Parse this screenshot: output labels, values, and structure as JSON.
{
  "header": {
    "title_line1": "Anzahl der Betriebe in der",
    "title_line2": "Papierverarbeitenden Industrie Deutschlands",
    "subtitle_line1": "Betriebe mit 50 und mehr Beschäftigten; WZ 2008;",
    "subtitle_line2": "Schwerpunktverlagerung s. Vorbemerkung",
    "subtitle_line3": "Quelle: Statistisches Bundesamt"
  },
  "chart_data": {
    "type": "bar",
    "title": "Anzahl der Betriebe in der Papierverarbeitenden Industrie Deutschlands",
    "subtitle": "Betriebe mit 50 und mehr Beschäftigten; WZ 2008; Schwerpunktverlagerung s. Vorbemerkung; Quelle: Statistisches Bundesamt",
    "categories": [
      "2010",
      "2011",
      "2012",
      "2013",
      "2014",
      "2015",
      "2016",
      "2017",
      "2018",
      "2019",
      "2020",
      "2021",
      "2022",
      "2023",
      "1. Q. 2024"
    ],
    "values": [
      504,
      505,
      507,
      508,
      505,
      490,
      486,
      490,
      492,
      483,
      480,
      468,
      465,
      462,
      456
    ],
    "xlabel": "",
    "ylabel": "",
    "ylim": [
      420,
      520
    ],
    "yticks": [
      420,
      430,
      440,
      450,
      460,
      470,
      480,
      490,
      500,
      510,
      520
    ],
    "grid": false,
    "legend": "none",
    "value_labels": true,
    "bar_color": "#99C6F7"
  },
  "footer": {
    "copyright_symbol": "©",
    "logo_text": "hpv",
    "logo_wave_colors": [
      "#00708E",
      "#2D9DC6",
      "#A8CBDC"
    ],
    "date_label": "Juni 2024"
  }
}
☆ ☆ ☆ ☆ ☆ ☆ ☆
Every entry must be quoted exactly as it appears above.

- **Result**:
Parse this screenshot: output labels, values, and structure as JSON.
{
  "header": {
    "title_line1": "Anzahl der Betriebe in der",
    "title_line2": "Papierverarbeitenden Industrie Deutschlands",
    "subtitle_line1": "Betriebe mit 50 und mehr Beschäftigten; WZ 2008;",
    "subtitle_line2": "Schwerpunktverlagerung s. Vorbemerkung",
    "subtitle_line3": "Quelle: Statistisches Bundesamt"
  },
  "chart_data": {
    "type": "bar",
    "title": "Anzahl der Betriebe in der Papierverarbeitenden Industrie Deutschlands",
    "subtitle": "Betriebe mit 50 und mehr Beschäftigten; WZ 2008; Schwerpunktverlagerung s. Vorbemerkung; Quelle: Statistisches Bundesamt",
    "categories": [
      "2010",
      "2011",
      "2012",
      "2013",
      "2014",
      "2015",
      "2016",
      "2017",
      "2018",
      "2019",
      "2020",
      "2021",
      "2022",
      "2023",
      "1. Q. 2024"
    ],
    "values": [
      504,
      505,
      507,
      508,
      505,
      490,
      486,
      490,
      492,
      483,
      480,
      468,
      465,
      462,
      456
    ],
    "xlabel": "",
    "ylabel": "",
    "ylim": [
      420,
      520
    ],
    "yticks": [
      420,
      430,
      440,
      450,
      460,
      470,
      480,
      490,
      500,
      510,
      520
    ],
    "grid": false,
    "legend": "none",
    "value_labels": true,
    "bar_color": "#99C6F7"
  },
  "footer": {
    "copyright_symbol": "©",
    "logo_text": "hpv",
    "logo_wave_colors": [
      "#00708E",
      "#2D9DC6",
      "#A8CBDC"
    ],
    "date_label": "Juni 2024"
  }
}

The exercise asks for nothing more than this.